### Problem details
Convert every line below into a JSON array of strings, with one string per line and blank lines left out.

### Provided material
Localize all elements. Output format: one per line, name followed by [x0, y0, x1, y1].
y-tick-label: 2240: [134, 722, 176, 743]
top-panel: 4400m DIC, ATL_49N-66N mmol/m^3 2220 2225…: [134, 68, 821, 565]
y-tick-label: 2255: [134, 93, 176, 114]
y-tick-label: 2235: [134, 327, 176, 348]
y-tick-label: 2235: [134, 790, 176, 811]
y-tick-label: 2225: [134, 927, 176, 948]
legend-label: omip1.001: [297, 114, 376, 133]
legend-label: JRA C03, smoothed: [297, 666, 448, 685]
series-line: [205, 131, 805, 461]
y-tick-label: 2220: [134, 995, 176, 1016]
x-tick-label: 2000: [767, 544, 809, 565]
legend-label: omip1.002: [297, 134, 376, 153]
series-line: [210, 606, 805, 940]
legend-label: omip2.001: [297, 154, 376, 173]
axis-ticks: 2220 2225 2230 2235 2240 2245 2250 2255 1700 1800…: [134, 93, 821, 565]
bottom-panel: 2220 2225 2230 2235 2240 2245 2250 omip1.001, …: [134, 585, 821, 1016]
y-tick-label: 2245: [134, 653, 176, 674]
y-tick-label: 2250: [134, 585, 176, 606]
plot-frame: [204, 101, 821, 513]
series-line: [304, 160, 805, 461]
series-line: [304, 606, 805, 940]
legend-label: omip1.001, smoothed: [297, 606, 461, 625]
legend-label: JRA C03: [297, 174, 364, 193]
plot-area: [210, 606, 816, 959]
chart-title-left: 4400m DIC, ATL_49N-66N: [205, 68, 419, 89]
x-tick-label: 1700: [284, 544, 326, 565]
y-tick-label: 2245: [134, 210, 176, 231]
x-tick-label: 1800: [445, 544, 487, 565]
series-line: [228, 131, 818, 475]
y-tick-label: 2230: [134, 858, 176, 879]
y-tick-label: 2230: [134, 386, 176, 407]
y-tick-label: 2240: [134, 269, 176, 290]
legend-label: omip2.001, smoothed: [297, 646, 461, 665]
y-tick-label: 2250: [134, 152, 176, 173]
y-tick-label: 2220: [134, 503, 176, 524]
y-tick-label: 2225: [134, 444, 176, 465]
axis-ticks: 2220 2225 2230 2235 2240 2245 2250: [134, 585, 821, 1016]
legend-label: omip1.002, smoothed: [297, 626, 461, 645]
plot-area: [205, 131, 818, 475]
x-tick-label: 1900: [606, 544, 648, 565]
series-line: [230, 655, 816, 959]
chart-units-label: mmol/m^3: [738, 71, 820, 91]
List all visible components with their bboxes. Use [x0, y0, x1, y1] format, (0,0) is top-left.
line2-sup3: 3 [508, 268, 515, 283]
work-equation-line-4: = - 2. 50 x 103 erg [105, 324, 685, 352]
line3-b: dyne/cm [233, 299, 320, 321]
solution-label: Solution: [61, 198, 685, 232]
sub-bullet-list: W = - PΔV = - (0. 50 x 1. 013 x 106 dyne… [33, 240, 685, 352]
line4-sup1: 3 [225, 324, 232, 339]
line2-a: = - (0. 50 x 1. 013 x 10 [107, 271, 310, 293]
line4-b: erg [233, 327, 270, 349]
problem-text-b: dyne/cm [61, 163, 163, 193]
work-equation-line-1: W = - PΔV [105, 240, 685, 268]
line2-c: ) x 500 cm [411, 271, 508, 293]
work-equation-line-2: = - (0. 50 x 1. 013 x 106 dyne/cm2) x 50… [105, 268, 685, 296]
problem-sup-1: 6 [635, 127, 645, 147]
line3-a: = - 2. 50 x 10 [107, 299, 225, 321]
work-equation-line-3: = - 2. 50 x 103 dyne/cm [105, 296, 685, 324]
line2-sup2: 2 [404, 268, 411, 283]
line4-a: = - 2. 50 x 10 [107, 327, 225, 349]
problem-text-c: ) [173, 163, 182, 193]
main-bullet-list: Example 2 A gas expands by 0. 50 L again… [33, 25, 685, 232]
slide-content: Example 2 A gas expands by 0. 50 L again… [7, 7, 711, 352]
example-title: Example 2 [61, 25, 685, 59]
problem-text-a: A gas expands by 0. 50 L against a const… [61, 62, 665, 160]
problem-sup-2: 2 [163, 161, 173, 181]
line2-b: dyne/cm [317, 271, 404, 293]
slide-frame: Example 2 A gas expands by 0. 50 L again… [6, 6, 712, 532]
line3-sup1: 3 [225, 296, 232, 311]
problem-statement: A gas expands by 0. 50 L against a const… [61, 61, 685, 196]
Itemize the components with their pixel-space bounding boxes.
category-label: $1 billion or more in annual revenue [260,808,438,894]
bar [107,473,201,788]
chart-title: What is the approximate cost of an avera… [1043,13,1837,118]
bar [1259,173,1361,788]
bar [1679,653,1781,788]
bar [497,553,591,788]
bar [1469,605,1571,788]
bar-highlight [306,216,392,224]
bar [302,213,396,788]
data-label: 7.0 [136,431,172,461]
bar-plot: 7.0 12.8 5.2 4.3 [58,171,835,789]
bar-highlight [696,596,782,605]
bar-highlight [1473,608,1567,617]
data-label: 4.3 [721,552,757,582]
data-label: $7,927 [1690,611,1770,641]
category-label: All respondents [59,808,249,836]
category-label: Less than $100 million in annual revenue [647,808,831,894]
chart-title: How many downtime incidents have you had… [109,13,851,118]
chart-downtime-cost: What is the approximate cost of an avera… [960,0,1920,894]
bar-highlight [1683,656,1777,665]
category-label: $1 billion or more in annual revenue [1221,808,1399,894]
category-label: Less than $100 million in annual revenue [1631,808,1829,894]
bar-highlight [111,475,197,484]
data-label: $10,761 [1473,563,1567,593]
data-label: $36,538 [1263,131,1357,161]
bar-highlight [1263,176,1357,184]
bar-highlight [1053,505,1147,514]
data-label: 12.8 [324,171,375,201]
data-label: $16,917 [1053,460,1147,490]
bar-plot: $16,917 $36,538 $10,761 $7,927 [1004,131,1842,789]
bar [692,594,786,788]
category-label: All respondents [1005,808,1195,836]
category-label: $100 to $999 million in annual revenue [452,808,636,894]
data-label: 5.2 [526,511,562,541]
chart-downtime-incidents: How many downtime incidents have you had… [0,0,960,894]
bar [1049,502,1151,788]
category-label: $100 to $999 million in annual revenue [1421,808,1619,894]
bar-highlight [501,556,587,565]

### Answer
[
  "Localize all elements. Output format: one per line, name followed by [x0, y0, x1, y1].",
  "y-tick-label: 2240: [134, 722, 176, 743]",
  "top-panel: 4400m DIC, ATL_49N-66N mmol/m^3 2220 2225…: [134, 68, 821, 565]",
  "y-tick-label: 2255: [134, 93, 176, 114]",
  "y-tick-label: 2235: [134, 327, 176, 348]",
  "y-tick-label: 2235: [134, 790, 176, 811]",
  "y-tick-label: 2225: [134, 927, 176, 948]",
  "legend-label: omip1.001: [297, 114, 376, 133]",
  "legend-label: JRA C03, smoothed: [297, 666, 448, 685]",
  "series-line: [205, 131, 805, 461]",
  "y-tick-label: 2220: [134, 995, 176, 1016]",
  "x-tick-label: 2000: [767, 544, 809, 565]",
  "legend-label: omip1.002: [297, 134, 376, 153]",
  "series-line: [210, 606, 805, 940]",
  "legend-label: omip2.001: [297, 154, 376, 173]",
  "axis-ticks: 2220 2225 2230 2235 2240 2245 2250 2255 1700 1800…: [134, 93, 821, 565]",
  "bottom-panel: 2220 2225 2230 2235 2240 2245 2250 omip1.001, …: [134, 585, 821, 1016]",
  "y-tick-label: 2245: [134, 653, 176, 674]",
  "y-tick-label: 2250: [134, 585, 176, 606]",
  "plot-frame: [204, 101, 821, 513]",
  "series-line: [304, 160, 805, 461]",
  "series-line: [304, 606, 805, 940]",
  "legend-label: omip1.001, smoothed: [297, 606, 461, 625]",
  "legend-label: JRA C03: [297, 174, 364, 193]",
  "plot-area: [210, 606, 816, 959]",
  "chart-title-left: 4400m DIC, ATL_49N-66N: [205, 68, 419, 89]",
  "x-tick-label: 1700: [284, 544, 326, 565]",
  "y-tick-label: 2245: [134, 210, 176, 231]",
  "x-tick-label: 1800: [445, 544, 487, 565]",
  "series-line: [228, 131, 818, 475]",
  "y-tick-label: 2230: [134, 858, 176, 879]",
  "y-tick-label: 2230: [134, 386, 176, 407]",
  "y-tick-label: 2240: [134, 269, 176, 290]",
  "legend-label: omip2.001, smoothed: [297, 646, 461, 665]",
  "y-tick-label: 2250: [134, 152, 176, 173]",
  "y-tick-label: 2220: [134, 503, 176, 524]",
  "y-tick-label: 2225: [134, 444, 176, 465]",
  "axis-ticks: 2220 2225 2230 2235 2240 2245 2250: [134, 585, 821, 1016]",
  "legend-label: omip1.002, smoothed: [297, 626, 461, 645]",
  "plot-area: [205, 131, 818, 475]",
  "x-tick-label: 1900: [606, 544, 648, 565]",
  "series-line: [230, 655, 816, 959]",
  "chart-units-label: mmol/m^3: [738, 71, 820, 91]",
  "List all visible components with their bboxes. Use [x0, y0, x1, y1] format, (0,0) is top-left.",
  "line2-sup3: 3 [508, 268, 515, 283]",
  "work-equation-line-4: = - 2. 50 x 103 erg [105, 324, 685, 352]",
  "line3-b: dyne/cm [233, 299, 320, 321]",
  "solution-label: Solution: [61, 198, 685, 232]",
  "sub-bullet-list: W = - PΔV = - (0. 50 x 1. 013 x 106 dyne… [33, 240, 685, 352]",
  "line4-sup1: 3 [225, 324, 232, 339]",
  "line2-a: = - (0. 50 x 1. 013 x 10 [107, 271, 310, 293]",
  "line4-b: erg [233, 327, 270, 349]",
  "problem-text-b: dyne/cm [61, 163, 163, 193]",
  "work-equation-line-1: W = - PΔV [105, 240, 685, 268]",
  "line2-c: ) x 500 cm [411, 271, 508, 293]",
  "work-equation-line-2: = - (0. 50 x 1. 013 x 106 dyne/cm2) x 50… [105, 268, 685, 296]",
  "problem-sup-1: 6 [635, 127, 645, 147]",
  "line3-a: = - 2. 50 x 10 [107, 299, 225, 321]",
  "work-equation-line-3: = - 2. 50 x 103 dyne/cm [105, 296, 685, 324]",
  "line2-sup2: 2 [404, 268, 411, 283]",
  "line4-a: = - 2. 50 x 10 [107, 327, 225, 349]",
  "problem-text-c: ) [173, 163, 182, 193]",
  "main-bullet-list: Example 2 A gas expands by 0. 50 L again… [33, 25, 685, 232]",
  "slide-content: Example 2 A gas expands by 0. 50 L again… [7, 7, 711, 352]",
  "example-title: Example 2 [61, 25, 685, 59]",
  "problem-text-a: A gas expands by 0. 50 L against a const… [61, 62, 665, 160]",
  "problem-sup-2: 2 [163, 161, 173, 181]",
  "line2-b: dyne/cm [317, 271, 404, 293]",
  "slide-frame: Example 2 A gas expands by 0. 50 L again… [6, 6, 712, 532]",
  "line3-sup1: 3 [225, 296, 232, 311]",
  "problem-statement: A gas expands by 0. 50 L against a const… [61, 61, 685, 196]",
  "Itemize the components with their pixel-space bounding boxes.",
  "category-label: $1 billion or more in annual revenue [260,808,438,894]",
  "bar [107,473,201,788]",
  "chart-title: What is the approximate cost of an avera… [1043,13,1837,118]",
  "bar [1259,173,1361,788]",
  "bar [1679,653,1781,788]",
  "bar [497,553,591,788]",
  "bar [1469,605,1571,788]",
  "bar-highlight [306,216,392,224]",
  "bar [302,213,396,788]",
  "data-label: 7.0 [136,431,172,461]",
  "bar-plot: 7.0 12.8 5.2 4.3 [58,171,835,789]",
  "bar-highlight [696,596,782,605]",
  "bar-highlight [1473,608,1567,617]",
  "data-label: 4.3 [721,552,757,582]",
  "data-label: $7,927 [1690,611,1770,641]",
  "category-label: All respondents [59,808,249,836]",
  "category-label: Less than $100 million in annual revenue [647,808,831,894]",
  "chart-title: How many downtime incidents have you had… [109,13,851,118]",
  "chart-downtime-cost: What is the approximate cost of an avera… [960,0,1920,894]",
  "bar-highlight [1683,656,1777,665]",
  "category-label: $1 billion or more in annual revenue [1221,808,1399,894]",
  "category-label: Less than $100 million in annual revenue [1631,808,1829,894]",
  "bar-highlight [111,475,197,484]",
  "data-label: $10,761 [1473,563,1567,593]",
  "data-label: $36,538 [1263,131,1357,161]",
  "bar-highlight [1263,176,1357,184]",
  "bar-highlight [1053,505,1147,514]",
  "data-label: 12.8 [324,171,375,201]",
  "data-label: $16,917 [1053,460,1147,490]",
  "bar-plot: $16,917 $36,538 $10,761 $7,927 [1004,131,1842,789]",
  "bar [692,594,786,788]",
  "category-label: All respondents [1005,808,1195,836]",
  "category-label: $100 to $999 million in annual revenue [452,808,636,894]",
  "data-label: 5.2 [526,511,562,541]",
  "chart-downtime-incidents: How many downtime incidents have you had… [0,0,960,894]",
  "bar [1049,502,1151,788]",
  "category-label: $100 to $999 million in annual revenue [1421,808,1619,894]",
  "bar-highlight [501,556,587,565]"
]